►
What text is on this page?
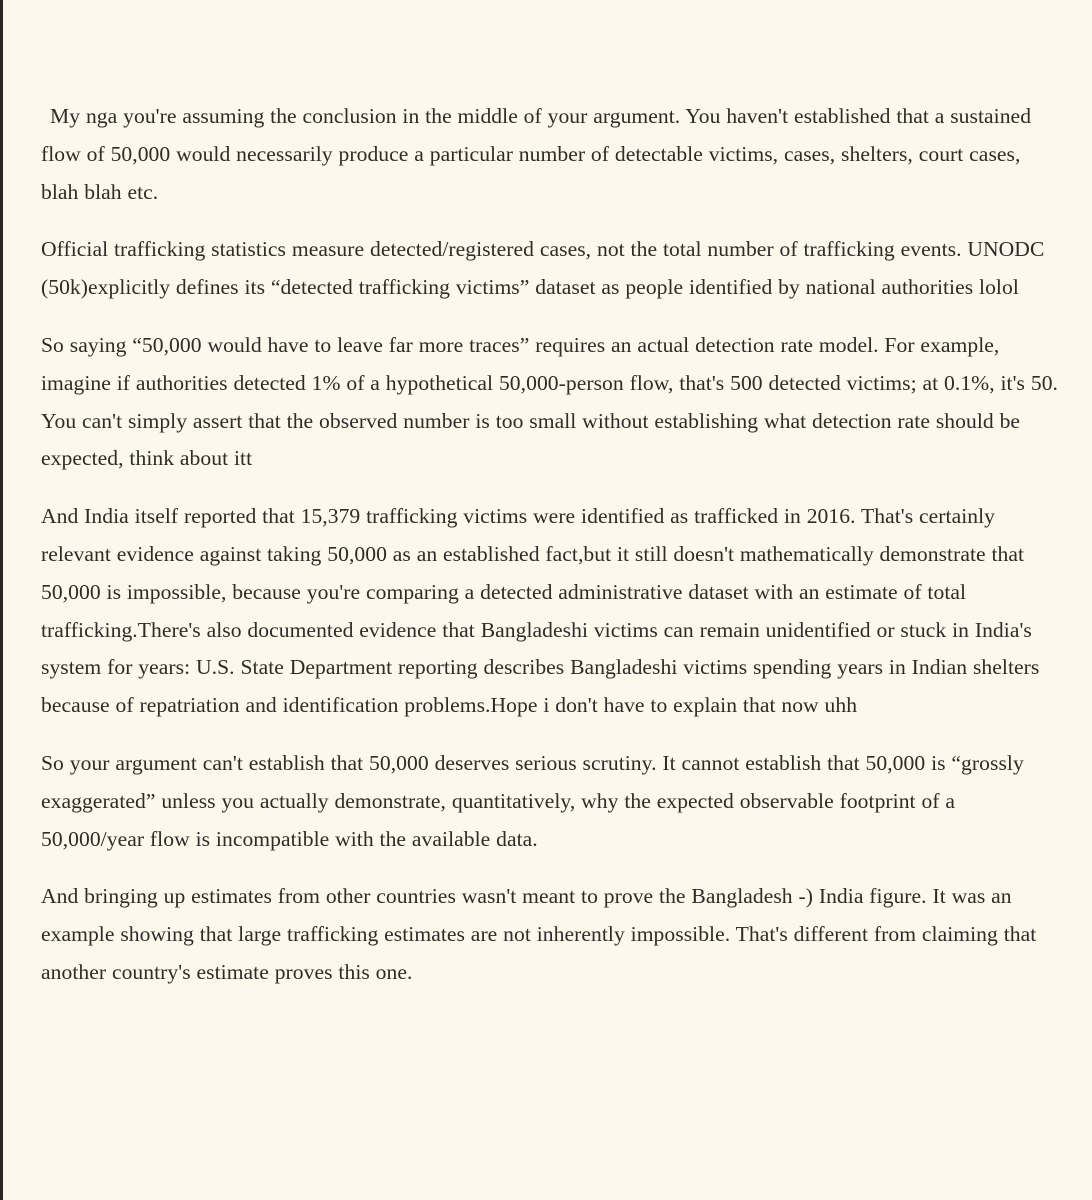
My nga you're assuming the conclusion in the middle of your argument. You haven't established that a sustained flow of 50,000 would necessarily produce a particular number of detectable victims, cases, shelters, court cases, blah blah etc.

Official trafficking statistics measure detected/registered cases, not the total number of trafficking events. UNODC (50k)explicitly defines its “detected trafficking victims” dataset as people identified by national authorities lolol

So saying “50,000 would have to leave far more traces” requires an actual detection rate model. For example, imagine if authorities detected 1% of a hypothetical 50,000-person flow, that's 500 detected victims; at 0.1%, it's 50. You can't simply assert that the observed number is too small without establishing what detection rate should be expected, think about itt

And India itself reported that 15,379 trafficking victims were identified as trafficked in 2016. That's certainly relevant evidence against taking 50,000 as an established fact,but it still doesn't mathematically demonstrate that 50,000 is impossible, because you're comparing a detected administrative dataset with an estimate of total trafficking.There's also documented evidence that Bangladeshi victims can remain unidentified or stuck in India's system for years: U.S. State Department reporting describes Bangladeshi victims spending years in Indian shelters because of repatriation and identification problems.Hope i don't have to explain that now uhh

So your argument can't establish that 50,000 deserves serious scrutiny. It cannot establish that 50,000 is “grossly exaggerated” unless you actually demonstrate, quantitatively, why the expected observable footprint of a 50,000/year flow is incompatible with the available data.

And bringing up estimates from other countries wasn't meant to prove the Bangladesh -) India figure. It was an example showing that large trafficking estimates are not inherently impossible. That's different from claiming that another country's estimate proves this one.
◄
From the material above, copy everything exactly but the pictures.

Written solution —
What text is on this page?
My nga you're assuming the conclusion in the middle of your argument. You haven't established that a sustained flow of 50,000 would necessarily produce a particular number of detectable victims, cases, shelters, court cases, blah blah etc.

Official trafficking statistics measure detected/registered cases, not the total number of trafficking events. UNODC (50k)explicitly defines its “detected trafficking victims” dataset as people identified by national authorities lolol

So saying “50,000 would have to leave far more traces” requires an actual detection rate model. For example, imagine if authorities detected 1% of a hypothetical 50,000-person flow, that's 500 detected victims; at 0.1%, it's 50. You can't simply assert that the observed number is too small without establishing what detection rate should be expected, think about itt

And India itself reported that 15,379 trafficking victims were identified as trafficked in 2016. That's certainly relevant evidence against taking 50,000 as an established fact,but it still doesn't mathematically demonstrate that 50,000 is impossible, because you're comparing a detected administrative dataset with an estimate of total trafficking.There's also documented evidence that Bangladeshi victims can remain unidentified or stuck in India's system for years: U.S. State Department reporting describes Bangladeshi victims spending years in Indian shelters because of repatriation and identification problems.Hope i don't have to explain that now uhh

So your argument can't establish that 50,000 deserves serious scrutiny. It cannot establish that 50,000 is “grossly exaggerated” unless you actually demonstrate, quantitatively, why the expected observable footprint of a 50,000/year flow is incompatible with the available data.

And bringing up estimates from other countries wasn't meant to prove the Bangladesh -) India figure. It was an example showing that large trafficking estimates are not inherently impossible. That's different from claiming that another country's estimate proves this one.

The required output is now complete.